▶ [What you have to do] Your task is to output the data exactly as it stands.

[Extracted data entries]
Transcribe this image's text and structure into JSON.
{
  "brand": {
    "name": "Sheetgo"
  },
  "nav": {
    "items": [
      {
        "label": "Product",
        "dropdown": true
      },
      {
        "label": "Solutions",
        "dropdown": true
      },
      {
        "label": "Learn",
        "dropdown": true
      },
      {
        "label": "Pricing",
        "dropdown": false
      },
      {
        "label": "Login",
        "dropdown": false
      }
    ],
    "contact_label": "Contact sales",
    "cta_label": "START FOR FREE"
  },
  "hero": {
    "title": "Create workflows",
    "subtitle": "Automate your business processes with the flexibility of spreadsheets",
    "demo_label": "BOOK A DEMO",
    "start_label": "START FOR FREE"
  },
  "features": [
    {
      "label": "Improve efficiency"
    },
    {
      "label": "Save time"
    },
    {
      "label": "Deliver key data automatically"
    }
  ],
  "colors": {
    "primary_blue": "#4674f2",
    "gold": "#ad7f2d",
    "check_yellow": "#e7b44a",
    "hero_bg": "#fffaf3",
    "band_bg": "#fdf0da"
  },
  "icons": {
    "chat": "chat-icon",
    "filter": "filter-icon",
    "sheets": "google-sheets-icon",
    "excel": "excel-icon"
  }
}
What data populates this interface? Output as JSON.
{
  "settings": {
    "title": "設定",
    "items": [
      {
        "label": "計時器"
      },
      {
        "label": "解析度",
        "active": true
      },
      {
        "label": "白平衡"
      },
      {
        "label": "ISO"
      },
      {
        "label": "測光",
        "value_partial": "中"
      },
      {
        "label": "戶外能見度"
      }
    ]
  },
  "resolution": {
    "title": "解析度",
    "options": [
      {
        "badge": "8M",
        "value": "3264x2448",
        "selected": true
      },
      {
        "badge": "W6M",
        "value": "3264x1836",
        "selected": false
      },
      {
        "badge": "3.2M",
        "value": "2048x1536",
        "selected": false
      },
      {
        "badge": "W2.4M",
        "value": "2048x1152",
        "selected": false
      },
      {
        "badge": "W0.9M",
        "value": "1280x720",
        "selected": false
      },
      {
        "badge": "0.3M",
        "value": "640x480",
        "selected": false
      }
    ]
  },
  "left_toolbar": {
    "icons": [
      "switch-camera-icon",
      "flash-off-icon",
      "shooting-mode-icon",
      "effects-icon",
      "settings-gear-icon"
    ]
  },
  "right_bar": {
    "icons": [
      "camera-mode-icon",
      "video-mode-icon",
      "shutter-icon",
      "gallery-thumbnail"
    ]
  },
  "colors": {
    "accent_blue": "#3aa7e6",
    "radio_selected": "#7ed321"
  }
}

▶ [Solution]
Transcribe this image's text and structure into JSON.
{
  "brand": {
    "name": "Sheetgo"
  },
  "nav": {
    "items": [
      {
        "label": "Product",
        "dropdown": true
      },
      {
        "label": "Solutions",
        "dropdown": true
      },
      {
        "label": "Learn",
        "dropdown": true
      },
      {
        "label": "Pricing",
        "dropdown": false
      },
      {
        "label": "Login",
        "dropdown": false
      }
    ],
    "contact_label": "Contact sales",
    "cta_label": "START FOR FREE"
  },
  "hero": {
    "title": "Create workflows",
    "subtitle": "Automate your business processes with the flexibility of spreadsheets",
    "demo_label": "BOOK A DEMO",
    "start_label": "START FOR FREE"
  },
  "features": [
    {
      "label": "Improve efficiency"
    },
    {
      "label": "Save time"
    },
    {
      "label": "Deliver key data automatically"
    }
  ],
  "colors": {
    "primary_blue": "#4674f2",
    "gold": "#ad7f2d",
    "check_yellow": "#e7b44a",
    "hero_bg": "#fffaf3",
    "band_bg": "#fdf0da"
  },
  "icons": {
    "chat": "chat-icon",
    "filter": "filter-icon",
    "sheets": "google-sheets-icon",
    "excel": "excel-icon"
  }
}
What data populates this interface? Output as JSON.
{
  "settings": {
    "title": "設定",
    "items": [
      {
        "label": "計時器"
      },
      {
        "label": "解析度",
        "active": true
      },
      {
        "label": "白平衡"
      },
      {
        "label": "ISO"
      },
      {
        "label": "測光",
        "value_partial": "中"
      },
      {
        "label": "戶外能見度"
      }
    ]
  },
  "resolution": {
    "title": "解析度",
    "options": [
      {
        "badge": "8M",
        "value": "3264x2448",
        "selected": true
      },
      {
        "badge": "W6M",
        "value": "3264x1836",
        "selected": false
      },
      {
        "badge": "3.2M",
        "value": "2048x1536",
        "selected": false
      },
      {
        "badge": "W2.4M",
        "value": "2048x1152",
        "selected": false
      },
      {
        "badge": "W0.9M",
        "value": "1280x720",
        "selected": false
      },
      {
        "badge": "0.3M",
        "value": "640x480",
        "selected": false
      }
    ]
  },
  "left_toolbar": {
    "icons": [
      "switch-camera-icon",
      "flash-off-icon",
      "shooting-mode-icon",
      "effects-icon",
      "settings-gear-icon"
    ]
  },
  "right_bar": {
    "icons": [
      "camera-mode-icon",
      "video-mode-icon",
      "shutter-icon",
      "gallery-thumbnail"
    ]
  },
  "colors": {
    "accent_blue": "#3aa7e6",
    "radio_selected": "#7ed321"
  }
}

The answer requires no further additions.